(PAGE)
An obeya to build and industrialize our IT delivery system

During a recent experience in an international insurance company, I coached and supported several teams as they worked to accelerate the delivery of an application server upgrade. A total of four teams of six to nine people were tasked with tackling server obsolescence by updating Operating Systems (OS) and Databases (DB) and by encrypting data (files, tables, etc.).

The teams were composed of internal customers (business representatives), IT project manager, architects, database analysts, operations people, security specialists, and external consultants. The IT system of this large company includes several thousand servers and the main goal of the upgrade projects was to ensure their robustness, availability and security. These projects were first launched several years ago but were suspended and restarted many times. The final push to complete the updates and ensure the conformity of the servers came within the legislative context surrounding GDPR.

To accelerate the delivery of the updates and enable strong collaboration among different company departments, it was decided to establish an Obeya and have the teams work within that context. In this large room, there were seven panels: Vision, Voice of the Customer, Product, Macro plan, Micro plan, KPIs and Continuous Improvement.

(RAW DATA)
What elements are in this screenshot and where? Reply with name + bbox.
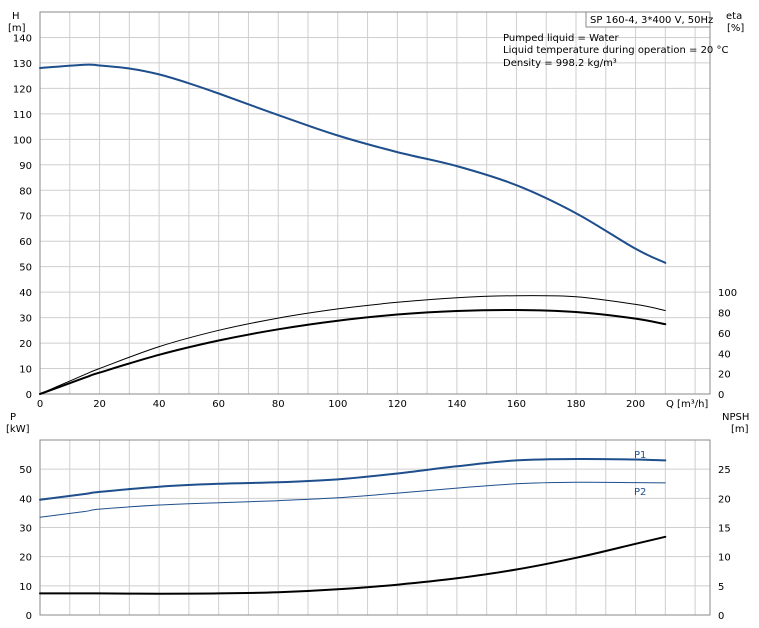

==

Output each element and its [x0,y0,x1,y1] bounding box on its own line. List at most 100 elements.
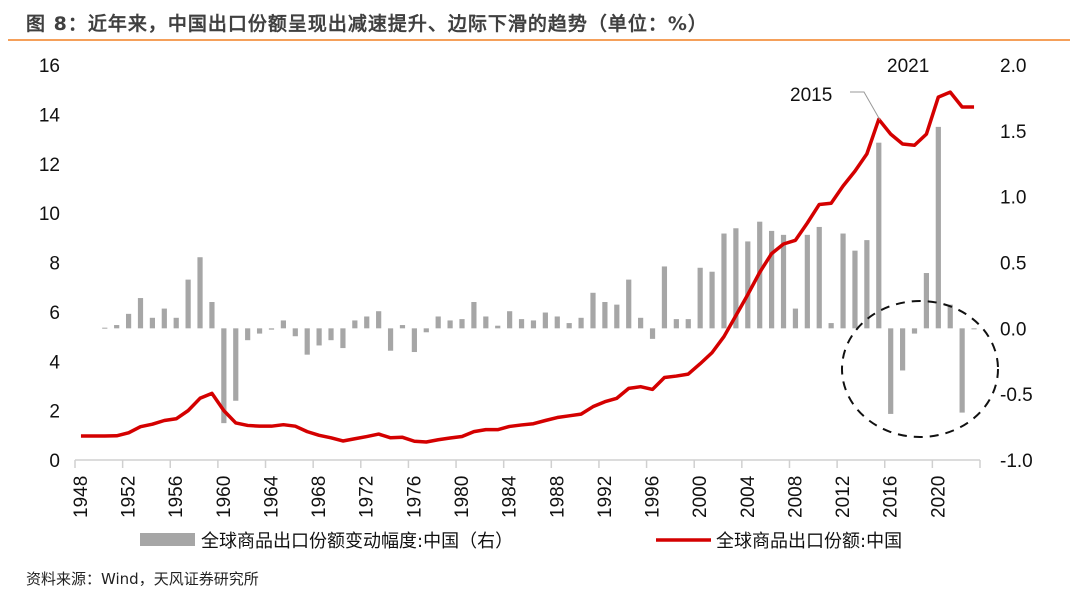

(TO DO)
1 > Answer these from the obeya account:
(a) How many teams worked on the upgrade, and how many people were on each?
(b) What was the main goal of the upgrade projects?
(c) How many panels were in the Obeya room?
2 > Name every panel in the Obeya room that the obeya account lists.
3 > Carry on the account of the IT delivery obeya, picking up after its final sentence.

(SET OF ANSWERS)
1 >
(a) Four teams of six to nine people.
(b) Ensuring the robustness, availability and security of the servers.
(c) Seven.

2 > Vision, Voice of the Customer, Product, Macro plan, Micro plan, KPIs, Continuous Improvement

3 >
Illustration of the seven Obeya panels, by Edmond Nguyen at Operae Partners

My initial concern was to clarify the project’s vision. So, I interviewed the project sponsors – the CEO and the Security Officer – to define our goals in terms of topics, delay, metrics and security levels we had to reach. The first panel was then shared with the teams and displayed in the Obeya, always visible as our True North.

After that, however, I quickly realized that the teams didn’t have a clear enough understanding of the steps that were necessary to address server obsolescence. In particular, there was no agreement on the process and on who was responsible for what part of it. Things were even less clear when we got into the details of each activity, the execution time of each step (for example, how long it takes to encrypt 1TB on MariaDB and what the impact is on read and write performance), the necessary prerequisites and roles and responsibilities. Everyone had their own point of view on the actions they had to perform. The teams didn’t have a global overview on the process, nor did they agree on how different activities interfaced.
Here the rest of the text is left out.